=== Input for this task ===
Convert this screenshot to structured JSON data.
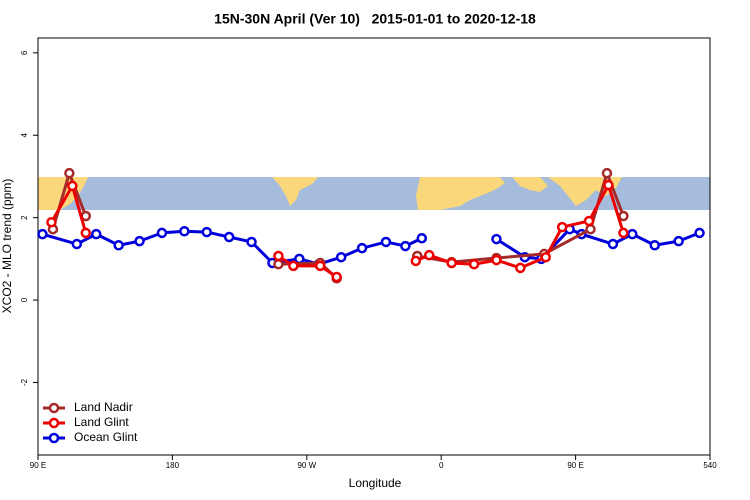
{
  "chart_data": {
    "type": "line",
    "title": "15N-30N April (Ver 10)   2015-01-01 to 2020-12-18",
    "x_label": "Longitude",
    "y_label": "XCO2 - MLO trend (ppm)",
    "xlim": [
      90,
      540
    ],
    "ylim": [
      -3.76,
      6.36
    ],
    "xticks": [
      {
        "value": 90,
        "label": "90 E"
      },
      180,
      {
        "value": 270,
        "label": "90 W"
      },
      {
        "value": 360,
        "label": "0"
      },
      {
        "value": 450,
        "label": "90 E"
      },
      540
    ],
    "yticks": [
      -2,
      0,
      2,
      4,
      6
    ],
    "grid": false,
    "legend": "bottomleft",
    "series": [
      {
        "name": "Land Nadir",
        "color": "#a52a2a",
        "x": [
          100,
          111,
          122,
          200,
          251,
          279,
          290,
          320,
          344,
          367,
          397,
          429,
          460,
          471,
          482
        ],
        "values": [
          1.72,
          3.08,
          2.04,
          null,
          0.87,
          0.9,
          0.53,
          null,
          1.07,
          0.92,
          1.02,
          1.12,
          1.72,
          3.08,
          2.04
        ]
      },
      {
        "name": "Land Glint",
        "color": "#ee0000",
        "x": [
          99,
          113,
          122,
          200,
          251,
          261,
          279,
          290,
          320,
          343,
          352,
          367,
          382,
          397,
          413,
          430,
          441,
          459,
          472,
          482
        ],
        "values": [
          1.89,
          2.77,
          1.63,
          null,
          1.07,
          0.83,
          0.83,
          0.56,
          null,
          0.95,
          1.09,
          0.9,
          0.87,
          0.97,
          0.78,
          1.04,
          1.77,
          1.92,
          2.79,
          1.63
        ]
      },
      {
        "name": "Ocean Glint",
        "color": "#0000dd",
        "x": [
          93,
          116,
          129,
          144,
          158,
          173,
          188,
          203,
          218,
          233,
          247,
          265,
          278,
          293,
          307,
          323,
          336,
          347,
          370,
          397,
          416,
          427,
          446,
          454,
          475,
          488,
          503,
          519,
          533
        ],
        "values": [
          1.6,
          1.36,
          1.6,
          1.33,
          1.43,
          1.63,
          1.67,
          1.65,
          1.53,
          1.41,
          0.9,
          1.0,
          0.87,
          1.04,
          1.26,
          1.41,
          1.31,
          1.5,
          null,
          1.48,
          1.04,
          1.0,
          1.72,
          1.6,
          1.36,
          1.6,
          1.33,
          1.43,
          1.63
        ]
      }
    ]
  }
}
===
▸ Problem
Each record should be quoted exactly, with the images omitted.

▸ Result
Convert this screenshot to structured JSON data.
{
  "chart_data": {
    "type": "line",
    "title": "15N-30N April (Ver 10)   2015-01-01 to 2020-12-18",
    "x_label": "Longitude",
    "y_label": "XCO2 - MLO trend (ppm)",
    "xlim": [
      90,
      540
    ],
    "ylim": [
      -3.76,
      6.36
    ],
    "xticks": [
      {
        "value": 90,
        "label": "90 E"
      },
      180,
      {
        "value": 270,
        "label": "90 W"
      },
      {
        "value": 360,
        "label": "0"
      },
      {
        "value": 450,
        "label": "90 E"
      },
      540
    ],
    "yticks": [
      -2,
      0,
      2,
      4,
      6
    ],
    "grid": false,
    "legend": "bottomleft",
    "series": [
      {
        "name": "Land Nadir",
        "color": "#a52a2a",
        "x": [
          100,
          111,
          122,
          200,
          251,
          279,
          290,
          320,
          344,
          367,
          397,
          429,
          460,
          471,
          482
        ],
        "values": [
          1.72,
          3.08,
          2.04,
          null,
          0.87,
          0.9,
          0.53,
          null,
          1.07,
          0.92,
          1.02,
          1.12,
          1.72,
          3.08,
          2.04
        ]
      },
      {
        "name": "Land Glint",
        "color": "#ee0000",
        "x": [
          99,
          113,
          122,
          200,
          251,
          261,
          279,
          290,
          320,
          343,
          352,
          367,
          382,
          397,
          413,
          430,
          441,
          459,
          472,
          482
        ],
        "values": [
          1.89,
          2.77,
          1.63,
          null,
          1.07,
          0.83,
          0.83,
          0.56,
          null,
          0.95,
          1.09,
          0.9,
          0.87,
          0.97,
          0.78,
          1.04,
          1.77,
          1.92,
          2.79,
          1.63
        ]
      },
      {
        "name": "Ocean Glint",
        "color": "#0000dd",
        "x": [
          93,
          116,
          129,
          144,
          158,
          173,
          188,
          203,
          218,
          233,
          247,
          265,
          278,
          293,
          307,
          323,
          336,
          347,
          370,
          397,
          416,
          427,
          446,
          454,
          475,
          488,
          503,
          519,
          533
        ],
        "values": [
          1.6,
          1.36,
          1.6,
          1.33,
          1.43,
          1.63,
          1.67,
          1.65,
          1.53,
          1.41,
          0.9,
          1.0,
          0.87,
          1.04,
          1.26,
          1.41,
          1.31,
          1.5,
          null,
          1.48,
          1.04,
          1.0,
          1.72,
          1.6,
          1.36,
          1.6,
          1.33,
          1.43,
          1.63
        ]
      }
    ]
  }
}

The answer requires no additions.